▶ TAREFA:
No texto sobre o Fado Bicha, quem fez a performance nos Prémios Arco-íris?

*** TEXTO

Naquela que se revelou ser a primeira entrevista presencial do Fado Bicha, o frio da noite impôs-se sobre Lisboa. Ainda estávamos, eu e o Nuno, ressacados dos Prémios Arco-íris que tinham contado com uma performance de Lila Fadista e João Caçador, e tínhamos bem presente a ovação que receberam no final da cerimónia a ecoar por todo aquele espaço, quente e repleto de pessoas. Mas naquela esplanada alfacinha as pessoas eram poucas e o frio muito e por isso, quando o Tiago e o João chegaram, sentámo-nos numa mesa junto a um aquecedor que teimava em não fazer frente àquele vento gélido.
E talvez também por isso nos aproximámos, uns aos outros, ali reunidos para falarmos da identidade cultural – e transgressora – que é o Fado em Portugal; para falarmos das Divas portuguesas como Amália ou Gisela João; mas igualmente – diante de chá, vinho, café e imperial, quatro mundos distintos ali simbolizando a nossa diferença na união – para falarmos do que é, afinal, ser-se Bicha. Assim foi:
Pedro: O Fado faz parte da identidade cultural portuguesa, onde encontramos muitas das nossas grandes divas nacionais e, ainda assim, faltava-lhe uma perspectiva LGBTI. É neste contexto que surgiu o Fado Bicha. O que se propõem cantar que não tenha sido cantado antes, ou, por outras palavras, a quem estão a dar voz?
João Caçador: Essa pergunta é muito interessante, nunca tinha pensado sobre essa perspetiva das Divas do Fado serem Divas da sociedade em geral. A própria expressão Diva é uma coisa muito bicha! No Fado sempre houve artistas, músicos e poetas da comunidade LGBTI… só que nunca se falou abertamente e explicitamente sobre isso, nunca foi dada existência poética a estas expressões de amor não normativas. O Fado é vida e por isso tudo pode ser matéria-prima para as suas temáticas. Fala-nos sobre o dia-a-dia da cidade, só que havia um dia-a-dia de um grande número de pessoas que não era falado ou retratado.

******
*** MATERIAL

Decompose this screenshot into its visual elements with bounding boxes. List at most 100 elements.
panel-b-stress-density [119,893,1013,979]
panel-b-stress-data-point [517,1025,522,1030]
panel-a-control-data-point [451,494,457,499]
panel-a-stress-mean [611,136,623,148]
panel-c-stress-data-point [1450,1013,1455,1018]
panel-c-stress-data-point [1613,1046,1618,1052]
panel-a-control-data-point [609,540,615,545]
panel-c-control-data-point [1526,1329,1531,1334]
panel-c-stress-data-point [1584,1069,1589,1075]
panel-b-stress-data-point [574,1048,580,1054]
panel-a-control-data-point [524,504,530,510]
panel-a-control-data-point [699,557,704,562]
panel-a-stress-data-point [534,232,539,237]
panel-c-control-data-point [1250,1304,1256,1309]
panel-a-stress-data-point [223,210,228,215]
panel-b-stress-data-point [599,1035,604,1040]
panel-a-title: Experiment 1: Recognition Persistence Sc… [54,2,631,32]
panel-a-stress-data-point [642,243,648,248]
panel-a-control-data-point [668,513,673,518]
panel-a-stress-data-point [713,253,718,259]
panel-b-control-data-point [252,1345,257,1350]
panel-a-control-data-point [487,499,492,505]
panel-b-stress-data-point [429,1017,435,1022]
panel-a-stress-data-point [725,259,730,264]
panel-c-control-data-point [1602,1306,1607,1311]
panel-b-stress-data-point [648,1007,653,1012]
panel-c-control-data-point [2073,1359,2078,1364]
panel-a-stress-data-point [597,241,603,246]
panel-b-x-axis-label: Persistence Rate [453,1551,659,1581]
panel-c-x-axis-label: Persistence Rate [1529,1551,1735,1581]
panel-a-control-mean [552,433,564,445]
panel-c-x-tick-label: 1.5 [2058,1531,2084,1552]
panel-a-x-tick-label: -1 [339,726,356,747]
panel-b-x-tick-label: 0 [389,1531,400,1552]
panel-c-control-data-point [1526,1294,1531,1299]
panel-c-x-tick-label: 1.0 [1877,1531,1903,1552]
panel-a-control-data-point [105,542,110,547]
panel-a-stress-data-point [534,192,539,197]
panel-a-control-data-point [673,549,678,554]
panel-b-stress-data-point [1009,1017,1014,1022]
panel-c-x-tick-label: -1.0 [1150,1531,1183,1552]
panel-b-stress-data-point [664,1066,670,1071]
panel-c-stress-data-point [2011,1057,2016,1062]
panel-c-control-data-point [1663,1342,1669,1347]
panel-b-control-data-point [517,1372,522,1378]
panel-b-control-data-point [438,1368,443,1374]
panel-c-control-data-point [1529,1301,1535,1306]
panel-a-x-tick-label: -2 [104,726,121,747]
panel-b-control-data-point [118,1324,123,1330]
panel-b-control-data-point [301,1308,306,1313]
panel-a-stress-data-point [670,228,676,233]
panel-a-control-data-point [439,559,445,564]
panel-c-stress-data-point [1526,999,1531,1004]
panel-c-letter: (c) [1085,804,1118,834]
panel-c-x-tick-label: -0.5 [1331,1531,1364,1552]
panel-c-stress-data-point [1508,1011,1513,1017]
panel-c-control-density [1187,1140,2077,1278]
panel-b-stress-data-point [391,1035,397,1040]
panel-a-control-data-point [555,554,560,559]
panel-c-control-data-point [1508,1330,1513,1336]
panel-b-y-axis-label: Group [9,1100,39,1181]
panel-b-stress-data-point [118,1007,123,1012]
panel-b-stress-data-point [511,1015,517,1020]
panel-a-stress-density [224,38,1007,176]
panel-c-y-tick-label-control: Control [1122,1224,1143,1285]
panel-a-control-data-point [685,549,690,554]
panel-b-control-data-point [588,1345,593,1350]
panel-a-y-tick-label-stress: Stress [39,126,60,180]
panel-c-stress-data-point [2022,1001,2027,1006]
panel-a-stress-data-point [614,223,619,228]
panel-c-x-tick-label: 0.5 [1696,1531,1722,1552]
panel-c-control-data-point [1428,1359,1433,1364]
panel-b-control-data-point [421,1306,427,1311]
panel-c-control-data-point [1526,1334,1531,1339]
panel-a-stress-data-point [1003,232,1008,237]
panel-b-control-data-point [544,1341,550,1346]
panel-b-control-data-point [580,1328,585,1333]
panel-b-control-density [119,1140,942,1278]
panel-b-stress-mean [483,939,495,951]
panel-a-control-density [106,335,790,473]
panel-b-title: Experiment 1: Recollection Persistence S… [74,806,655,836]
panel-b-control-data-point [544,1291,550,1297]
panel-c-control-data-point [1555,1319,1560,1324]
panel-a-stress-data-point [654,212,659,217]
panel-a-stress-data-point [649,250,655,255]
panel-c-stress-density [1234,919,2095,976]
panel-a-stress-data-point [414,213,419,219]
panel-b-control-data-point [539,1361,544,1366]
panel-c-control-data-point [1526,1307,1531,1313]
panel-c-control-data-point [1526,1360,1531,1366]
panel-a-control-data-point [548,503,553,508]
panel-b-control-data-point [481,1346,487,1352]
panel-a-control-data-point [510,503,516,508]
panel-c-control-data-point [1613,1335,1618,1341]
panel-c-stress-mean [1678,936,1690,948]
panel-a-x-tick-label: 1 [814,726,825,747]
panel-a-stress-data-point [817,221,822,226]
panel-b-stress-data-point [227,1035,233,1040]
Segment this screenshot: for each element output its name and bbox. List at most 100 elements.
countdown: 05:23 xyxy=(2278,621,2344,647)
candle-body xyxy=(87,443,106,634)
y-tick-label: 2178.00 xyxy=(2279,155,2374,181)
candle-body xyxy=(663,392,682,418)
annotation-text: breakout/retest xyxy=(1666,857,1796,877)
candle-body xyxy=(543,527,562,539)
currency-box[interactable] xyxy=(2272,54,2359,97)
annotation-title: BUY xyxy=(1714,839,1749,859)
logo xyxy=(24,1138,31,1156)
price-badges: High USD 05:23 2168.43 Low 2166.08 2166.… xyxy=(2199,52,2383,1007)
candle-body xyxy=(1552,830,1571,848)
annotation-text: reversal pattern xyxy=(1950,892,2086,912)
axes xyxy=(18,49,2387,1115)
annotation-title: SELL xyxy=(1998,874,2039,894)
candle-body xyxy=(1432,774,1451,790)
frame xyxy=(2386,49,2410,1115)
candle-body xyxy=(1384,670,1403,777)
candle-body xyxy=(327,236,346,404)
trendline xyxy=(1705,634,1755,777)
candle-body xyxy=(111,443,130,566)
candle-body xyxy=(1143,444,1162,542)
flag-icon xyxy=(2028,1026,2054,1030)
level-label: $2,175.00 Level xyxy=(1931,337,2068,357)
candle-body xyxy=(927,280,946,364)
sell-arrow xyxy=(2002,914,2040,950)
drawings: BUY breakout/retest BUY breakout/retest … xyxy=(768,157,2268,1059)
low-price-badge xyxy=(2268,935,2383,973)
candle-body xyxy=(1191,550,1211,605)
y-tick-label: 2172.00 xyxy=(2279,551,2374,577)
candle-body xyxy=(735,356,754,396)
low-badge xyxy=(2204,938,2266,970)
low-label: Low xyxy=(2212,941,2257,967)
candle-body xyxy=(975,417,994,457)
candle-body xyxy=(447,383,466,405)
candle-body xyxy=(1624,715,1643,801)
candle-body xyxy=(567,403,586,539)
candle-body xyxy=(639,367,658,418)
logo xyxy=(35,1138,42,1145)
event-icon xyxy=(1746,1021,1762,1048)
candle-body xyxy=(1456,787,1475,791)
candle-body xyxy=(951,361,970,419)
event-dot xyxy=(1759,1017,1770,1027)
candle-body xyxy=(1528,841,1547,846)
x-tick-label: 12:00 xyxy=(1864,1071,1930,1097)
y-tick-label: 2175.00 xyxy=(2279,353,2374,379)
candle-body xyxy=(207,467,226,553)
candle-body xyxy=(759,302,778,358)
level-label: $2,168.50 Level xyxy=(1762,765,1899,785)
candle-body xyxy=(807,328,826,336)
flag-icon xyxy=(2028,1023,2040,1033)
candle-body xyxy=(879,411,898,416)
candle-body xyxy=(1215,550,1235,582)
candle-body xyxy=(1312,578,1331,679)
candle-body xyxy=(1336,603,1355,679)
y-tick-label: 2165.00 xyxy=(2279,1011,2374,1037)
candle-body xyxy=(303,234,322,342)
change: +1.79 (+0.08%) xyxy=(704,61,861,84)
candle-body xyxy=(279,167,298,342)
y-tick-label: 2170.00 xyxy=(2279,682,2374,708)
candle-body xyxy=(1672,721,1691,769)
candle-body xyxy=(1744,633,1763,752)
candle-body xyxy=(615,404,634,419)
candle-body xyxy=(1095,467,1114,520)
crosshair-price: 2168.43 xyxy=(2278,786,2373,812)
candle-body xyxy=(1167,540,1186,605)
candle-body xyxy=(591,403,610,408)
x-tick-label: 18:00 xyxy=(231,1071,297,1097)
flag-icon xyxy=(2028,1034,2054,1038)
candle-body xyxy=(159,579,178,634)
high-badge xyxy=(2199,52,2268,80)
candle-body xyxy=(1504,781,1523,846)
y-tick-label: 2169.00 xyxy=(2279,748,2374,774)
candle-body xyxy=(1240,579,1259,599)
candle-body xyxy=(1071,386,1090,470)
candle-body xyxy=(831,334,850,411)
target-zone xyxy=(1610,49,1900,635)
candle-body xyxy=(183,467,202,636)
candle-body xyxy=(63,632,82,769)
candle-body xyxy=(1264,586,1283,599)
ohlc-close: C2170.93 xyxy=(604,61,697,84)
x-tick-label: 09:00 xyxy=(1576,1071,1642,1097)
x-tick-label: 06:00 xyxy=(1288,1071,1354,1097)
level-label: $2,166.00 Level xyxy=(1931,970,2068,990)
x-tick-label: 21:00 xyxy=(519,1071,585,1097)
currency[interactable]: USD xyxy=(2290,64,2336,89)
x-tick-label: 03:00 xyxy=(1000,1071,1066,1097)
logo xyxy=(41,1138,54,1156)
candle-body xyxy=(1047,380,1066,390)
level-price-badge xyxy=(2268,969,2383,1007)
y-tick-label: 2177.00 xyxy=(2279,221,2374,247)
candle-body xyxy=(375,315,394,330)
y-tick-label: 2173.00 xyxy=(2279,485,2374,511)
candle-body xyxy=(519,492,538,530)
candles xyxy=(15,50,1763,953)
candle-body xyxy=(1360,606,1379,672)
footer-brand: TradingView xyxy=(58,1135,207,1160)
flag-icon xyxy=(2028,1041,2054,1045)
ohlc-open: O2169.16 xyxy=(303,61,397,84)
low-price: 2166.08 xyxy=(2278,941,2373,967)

******

▶ RESPOSTA:
Lila Fadista e João Caçador.